======== Records provided ========

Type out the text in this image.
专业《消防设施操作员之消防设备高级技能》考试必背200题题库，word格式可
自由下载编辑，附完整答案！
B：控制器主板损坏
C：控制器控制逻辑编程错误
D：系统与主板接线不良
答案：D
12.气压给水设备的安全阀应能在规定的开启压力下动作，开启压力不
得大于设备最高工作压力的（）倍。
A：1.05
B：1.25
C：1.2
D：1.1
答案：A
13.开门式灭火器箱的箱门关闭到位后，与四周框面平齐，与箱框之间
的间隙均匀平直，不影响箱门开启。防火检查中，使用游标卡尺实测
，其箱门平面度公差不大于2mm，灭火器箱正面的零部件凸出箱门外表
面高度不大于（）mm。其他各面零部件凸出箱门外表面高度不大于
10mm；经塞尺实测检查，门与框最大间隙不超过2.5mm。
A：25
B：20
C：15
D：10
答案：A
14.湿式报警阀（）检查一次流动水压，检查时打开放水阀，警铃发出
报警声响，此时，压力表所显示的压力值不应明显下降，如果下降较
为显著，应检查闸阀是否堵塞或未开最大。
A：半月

========

▶ **Stated goal**: Using the data above, repeat every line exactly.

▶ **Result below**:
Type out the text in this image.
专业《消防设施操作员之消防设备高级技能》考试必背200题题库，word格式可
自由下载编辑，附完整答案！
B：控制器主板损坏
C：控制器控制逻辑编程错误
D：系统与主板接线不良
答案：D
12.气压给水设备的安全阀应能在规定的开启压力下动作，开启压力不
得大于设备最高工作压力的（）倍。
A：1.05
B：1.25
C：1.2
D：1.1
答案：A
13.开门式灭火器箱的箱门关闭到位后，与四周框面平齐，与箱框之间
的间隙均匀平直，不影响箱门开启。防火检查中，使用游标卡尺实测
，其箱门平面度公差不大于2mm，灭火器箱正面的零部件凸出箱门外表
面高度不大于（）mm。其他各面零部件凸出箱门外表面高度不大于
10mm；经塞尺实测检查，门与框最大间隙不超过2.5mm。
A：25
B：20
C：15
D：10
答案：A
14.湿式报警阀（）检查一次流动水压，检查时打开放水阀，警铃发出
报警声响，此时，压力表所显示的压力值不应明显下降，如果下降较
为显著，应检查闸阀是否堵塞或未开最大。
A：半月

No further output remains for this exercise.